All of the records below should be output exactly.

### Material provided

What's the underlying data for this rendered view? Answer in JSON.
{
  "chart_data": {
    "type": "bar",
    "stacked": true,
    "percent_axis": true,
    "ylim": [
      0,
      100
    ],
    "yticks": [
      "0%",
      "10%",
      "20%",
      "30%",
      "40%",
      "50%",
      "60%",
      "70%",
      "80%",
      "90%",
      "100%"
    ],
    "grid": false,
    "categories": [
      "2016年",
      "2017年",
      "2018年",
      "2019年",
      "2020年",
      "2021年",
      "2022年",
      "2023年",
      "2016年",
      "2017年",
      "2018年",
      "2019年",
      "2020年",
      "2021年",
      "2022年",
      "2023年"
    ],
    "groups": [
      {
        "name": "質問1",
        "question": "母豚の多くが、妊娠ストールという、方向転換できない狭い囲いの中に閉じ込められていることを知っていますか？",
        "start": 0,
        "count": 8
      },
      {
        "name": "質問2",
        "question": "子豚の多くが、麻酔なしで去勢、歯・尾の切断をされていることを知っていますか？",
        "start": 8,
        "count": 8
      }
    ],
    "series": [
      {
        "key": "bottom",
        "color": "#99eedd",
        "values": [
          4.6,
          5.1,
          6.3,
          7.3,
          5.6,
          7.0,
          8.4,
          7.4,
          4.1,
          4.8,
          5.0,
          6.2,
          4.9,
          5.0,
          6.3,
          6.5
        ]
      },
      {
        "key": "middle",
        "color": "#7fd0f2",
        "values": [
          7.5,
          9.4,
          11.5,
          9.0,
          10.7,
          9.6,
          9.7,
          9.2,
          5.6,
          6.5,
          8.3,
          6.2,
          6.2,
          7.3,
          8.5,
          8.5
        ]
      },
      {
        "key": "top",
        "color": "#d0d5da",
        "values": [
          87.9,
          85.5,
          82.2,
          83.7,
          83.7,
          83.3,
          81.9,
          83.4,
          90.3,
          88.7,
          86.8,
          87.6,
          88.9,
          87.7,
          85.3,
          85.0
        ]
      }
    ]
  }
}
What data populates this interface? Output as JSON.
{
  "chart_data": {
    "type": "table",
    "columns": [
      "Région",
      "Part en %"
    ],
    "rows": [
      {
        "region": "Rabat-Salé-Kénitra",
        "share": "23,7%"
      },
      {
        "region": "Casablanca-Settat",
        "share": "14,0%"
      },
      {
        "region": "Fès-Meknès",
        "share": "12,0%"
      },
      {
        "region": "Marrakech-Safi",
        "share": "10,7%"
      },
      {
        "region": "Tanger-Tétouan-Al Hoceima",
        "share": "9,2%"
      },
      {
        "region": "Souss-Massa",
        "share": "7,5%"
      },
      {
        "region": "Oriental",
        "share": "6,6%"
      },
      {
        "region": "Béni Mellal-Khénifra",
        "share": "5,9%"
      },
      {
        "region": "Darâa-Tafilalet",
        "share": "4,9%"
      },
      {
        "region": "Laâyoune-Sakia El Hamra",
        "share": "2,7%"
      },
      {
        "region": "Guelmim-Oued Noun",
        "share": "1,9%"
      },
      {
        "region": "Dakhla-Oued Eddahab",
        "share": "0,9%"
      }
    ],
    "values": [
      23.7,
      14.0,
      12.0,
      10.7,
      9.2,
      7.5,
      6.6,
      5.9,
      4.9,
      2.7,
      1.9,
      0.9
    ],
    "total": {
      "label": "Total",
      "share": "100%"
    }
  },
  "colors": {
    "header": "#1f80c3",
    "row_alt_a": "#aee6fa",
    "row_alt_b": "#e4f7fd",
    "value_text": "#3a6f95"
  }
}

######

### Correct result:
What's the underlying data for this rendered view? Answer in JSON.
{
  "chart_data": {
    "type": "bar",
    "stacked": true,
    "percent_axis": true,
    "ylim": [
      0,
      100
    ],
    "yticks": [
      "0%",
      "10%",
      "20%",
      "30%",
      "40%",
      "50%",
      "60%",
      "70%",
      "80%",
      "90%",
      "100%"
    ],
    "grid": false,
    "categories": [
      "2016年",
      "2017年",
      "2018年",
      "2019年",
      "2020年",
      "2021年",
      "2022年",
      "2023年",
      "2016年",
      "2017年",
      "2018年",
      "2019年",
      "2020年",
      "2021年",
      "2022年",
      "2023年"
    ],
    "groups": [
      {
        "name": "質問1",
        "question": "母豚の多くが、妊娠ストールという、方向転換できない狭い囲いの中に閉じ込められていることを知っていますか？",
        "start": 0,
        "count": 8
      },
      {
        "name": "質問2",
        "question": "子豚の多くが、麻酔なしで去勢、歯・尾の切断をされていることを知っていますか？",
        "start": 8,
        "count": 8
      }
    ],
    "series": [
      {
        "key": "bottom",
        "color": "#99eedd",
        "values": [
          4.6,
          5.1,
          6.3,
          7.3,
          5.6,
          7.0,
          8.4,
          7.4,
          4.1,
          4.8,
          5.0,
          6.2,
          4.9,
          5.0,
          6.3,
          6.5
        ]
      },
      {
        "key": "middle",
        "color": "#7fd0f2",
        "values": [
          7.5,
          9.4,
          11.5,
          9.0,
          10.7,
          9.6,
          9.7,
          9.2,
          5.6,
          6.5,
          8.3,
          6.2,
          6.2,
          7.3,
          8.5,
          8.5
        ]
      },
      {
        "key": "top",
        "color": "#d0d5da",
        "values": [
          87.9,
          85.5,
          82.2,
          83.7,
          83.7,
          83.3,
          81.9,
          83.4,
          90.3,
          88.7,
          86.8,
          87.6,
          88.9,
          87.7,
          85.3,
          85.0
        ]
      }
    ]
  }
}
What data populates this interface? Output as JSON.
{
  "chart_data": {
    "type": "table",
    "columns": [
      "Région",
      "Part en %"
    ],
    "rows": [
      {
        "region": "Rabat-Salé-Kénitra",
        "share": "23,7%"
      },
      {
        "region": "Casablanca-Settat",
        "share": "14,0%"
      },
      {
        "region": "Fès-Meknès",
        "share": "12,0%"
      },
      {
        "region": "Marrakech-Safi",
        "share": "10,7%"
      },
      {
        "region": "Tanger-Tétouan-Al Hoceima",
        "share": "9,2%"
      },
      {
        "region": "Souss-Massa",
        "share": "7,5%"
      },
      {
        "region": "Oriental",
        "share": "6,6%"
      },
      {
        "region": "Béni Mellal-Khénifra",
        "share": "5,9%"
      },
      {
        "region": "Darâa-Tafilalet",
        "share": "4,9%"
      },
      {
        "region": "Laâyoune-Sakia El Hamra",
        "share": "2,7%"
      },
      {
        "region": "Guelmim-Oued Noun",
        "share": "1,9%"
      },
      {
        "region": "Dakhla-Oued Eddahab",
        "share": "0,9%"
      }
    ],
    "values": [
      23.7,
      14.0,
      12.0,
      10.7,
      9.2,
      7.5,
      6.6,
      5.9,
      4.9,
      2.7,
      1.9,
      0.9
    ],
    "total": {
      "label": "Total",
      "share": "100%"
    }
  },
  "colors": {
    "header": "#1f80c3",
    "row_alt_a": "#aee6fa",
    "row_alt_b": "#e4f7fd",
    "value_text": "#3a6f95"
  }
}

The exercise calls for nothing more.